Written exercise. Scan the records for the string "structured"; copy each line where it occurs.
====== Input for this task ======
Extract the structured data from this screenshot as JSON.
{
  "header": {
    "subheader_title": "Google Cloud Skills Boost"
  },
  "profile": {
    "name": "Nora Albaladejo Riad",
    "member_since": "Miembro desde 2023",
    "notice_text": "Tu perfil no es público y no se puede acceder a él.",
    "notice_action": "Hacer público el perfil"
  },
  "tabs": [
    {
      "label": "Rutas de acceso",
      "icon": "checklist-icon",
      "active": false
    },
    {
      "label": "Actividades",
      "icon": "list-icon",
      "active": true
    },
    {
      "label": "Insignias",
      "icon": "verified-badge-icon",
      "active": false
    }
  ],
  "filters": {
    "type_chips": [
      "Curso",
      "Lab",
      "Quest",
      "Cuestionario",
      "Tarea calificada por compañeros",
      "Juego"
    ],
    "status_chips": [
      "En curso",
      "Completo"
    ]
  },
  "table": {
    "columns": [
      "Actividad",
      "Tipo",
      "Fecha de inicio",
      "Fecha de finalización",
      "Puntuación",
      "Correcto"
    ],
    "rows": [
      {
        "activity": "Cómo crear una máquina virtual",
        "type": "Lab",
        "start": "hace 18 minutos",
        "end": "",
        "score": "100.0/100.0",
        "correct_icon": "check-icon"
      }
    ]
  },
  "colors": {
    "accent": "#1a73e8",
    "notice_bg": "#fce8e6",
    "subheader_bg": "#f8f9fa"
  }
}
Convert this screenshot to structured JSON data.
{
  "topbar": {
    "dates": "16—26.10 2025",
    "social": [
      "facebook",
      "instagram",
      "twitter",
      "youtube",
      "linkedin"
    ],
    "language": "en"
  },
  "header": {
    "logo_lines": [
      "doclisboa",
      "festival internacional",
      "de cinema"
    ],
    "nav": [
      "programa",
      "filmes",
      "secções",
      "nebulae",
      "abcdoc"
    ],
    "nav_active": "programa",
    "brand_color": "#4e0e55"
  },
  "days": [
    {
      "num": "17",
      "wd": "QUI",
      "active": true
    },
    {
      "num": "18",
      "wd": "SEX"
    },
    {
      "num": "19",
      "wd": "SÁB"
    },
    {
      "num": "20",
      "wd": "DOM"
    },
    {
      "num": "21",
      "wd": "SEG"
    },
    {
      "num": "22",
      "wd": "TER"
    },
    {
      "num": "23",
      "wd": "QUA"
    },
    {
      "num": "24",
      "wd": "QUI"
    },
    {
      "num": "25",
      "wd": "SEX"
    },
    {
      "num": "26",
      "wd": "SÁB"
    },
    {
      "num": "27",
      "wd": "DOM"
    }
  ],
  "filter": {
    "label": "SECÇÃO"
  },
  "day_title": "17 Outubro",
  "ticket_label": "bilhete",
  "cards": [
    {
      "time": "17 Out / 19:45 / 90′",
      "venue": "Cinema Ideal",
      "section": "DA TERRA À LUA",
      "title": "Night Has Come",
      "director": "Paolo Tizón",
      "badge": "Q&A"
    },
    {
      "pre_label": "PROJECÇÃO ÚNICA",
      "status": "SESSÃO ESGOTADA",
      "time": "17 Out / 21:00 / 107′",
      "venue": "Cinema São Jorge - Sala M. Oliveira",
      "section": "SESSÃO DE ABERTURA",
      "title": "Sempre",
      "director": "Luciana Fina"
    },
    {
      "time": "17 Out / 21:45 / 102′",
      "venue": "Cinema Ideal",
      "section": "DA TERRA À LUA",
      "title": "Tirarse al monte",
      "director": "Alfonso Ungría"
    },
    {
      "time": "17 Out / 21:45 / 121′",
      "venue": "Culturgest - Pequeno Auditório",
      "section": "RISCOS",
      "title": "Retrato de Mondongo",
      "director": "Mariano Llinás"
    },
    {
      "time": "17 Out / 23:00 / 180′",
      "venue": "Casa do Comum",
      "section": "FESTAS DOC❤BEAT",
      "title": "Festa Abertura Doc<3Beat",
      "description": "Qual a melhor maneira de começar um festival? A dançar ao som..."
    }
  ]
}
======
Result for this exercise.
Extract the structured data from this screenshot as JSON.
Convert this screenshot to structured JSON data.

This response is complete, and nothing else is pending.